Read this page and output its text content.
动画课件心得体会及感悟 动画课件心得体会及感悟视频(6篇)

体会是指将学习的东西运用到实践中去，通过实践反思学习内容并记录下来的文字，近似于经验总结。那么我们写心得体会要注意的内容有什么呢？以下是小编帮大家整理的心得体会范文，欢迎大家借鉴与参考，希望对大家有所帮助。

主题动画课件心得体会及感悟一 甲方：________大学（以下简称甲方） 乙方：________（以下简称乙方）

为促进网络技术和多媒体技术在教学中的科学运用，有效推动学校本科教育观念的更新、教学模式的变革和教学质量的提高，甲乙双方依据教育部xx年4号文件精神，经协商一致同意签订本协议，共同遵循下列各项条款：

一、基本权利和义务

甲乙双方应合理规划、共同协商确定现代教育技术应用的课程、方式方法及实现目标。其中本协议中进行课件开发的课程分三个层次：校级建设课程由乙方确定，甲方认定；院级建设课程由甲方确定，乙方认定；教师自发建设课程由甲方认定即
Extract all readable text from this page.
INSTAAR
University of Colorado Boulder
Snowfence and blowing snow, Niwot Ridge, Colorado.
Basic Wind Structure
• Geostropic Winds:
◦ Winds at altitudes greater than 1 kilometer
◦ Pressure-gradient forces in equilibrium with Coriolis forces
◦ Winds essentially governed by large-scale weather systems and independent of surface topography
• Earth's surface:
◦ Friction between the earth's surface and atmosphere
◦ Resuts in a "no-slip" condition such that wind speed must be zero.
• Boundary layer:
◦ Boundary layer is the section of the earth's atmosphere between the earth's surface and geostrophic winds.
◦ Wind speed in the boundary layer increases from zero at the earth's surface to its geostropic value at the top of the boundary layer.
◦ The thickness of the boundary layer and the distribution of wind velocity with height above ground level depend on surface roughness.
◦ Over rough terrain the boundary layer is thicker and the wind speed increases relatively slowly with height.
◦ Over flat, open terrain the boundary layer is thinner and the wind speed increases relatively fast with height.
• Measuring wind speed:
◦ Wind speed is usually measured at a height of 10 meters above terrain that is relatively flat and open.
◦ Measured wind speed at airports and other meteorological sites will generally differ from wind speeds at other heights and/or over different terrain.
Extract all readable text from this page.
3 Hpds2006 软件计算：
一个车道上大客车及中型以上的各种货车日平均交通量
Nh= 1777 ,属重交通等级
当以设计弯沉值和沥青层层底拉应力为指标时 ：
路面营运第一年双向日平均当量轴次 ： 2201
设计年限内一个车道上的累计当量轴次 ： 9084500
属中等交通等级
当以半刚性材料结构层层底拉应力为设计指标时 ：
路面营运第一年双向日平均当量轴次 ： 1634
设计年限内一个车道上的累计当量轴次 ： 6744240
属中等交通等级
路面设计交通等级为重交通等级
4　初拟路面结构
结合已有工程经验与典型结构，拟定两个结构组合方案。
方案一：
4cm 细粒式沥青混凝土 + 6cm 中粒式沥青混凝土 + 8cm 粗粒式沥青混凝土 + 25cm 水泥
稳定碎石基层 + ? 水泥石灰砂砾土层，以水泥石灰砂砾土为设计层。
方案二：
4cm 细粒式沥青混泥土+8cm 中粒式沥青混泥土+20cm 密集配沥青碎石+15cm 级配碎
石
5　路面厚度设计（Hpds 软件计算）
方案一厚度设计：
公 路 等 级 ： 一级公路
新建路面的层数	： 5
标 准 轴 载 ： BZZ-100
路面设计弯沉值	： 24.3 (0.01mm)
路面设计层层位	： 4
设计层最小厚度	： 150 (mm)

To be done: Reproduce every line of the listing above in which the string "open" appears.

Output for this task:
◦ Over flat, open terrain the boundary layer is thinner and the wind speed increases relatively fast with height.
◦ Wind speed is usually measured at a height of 10 meters above terrain that is relatively flat and open.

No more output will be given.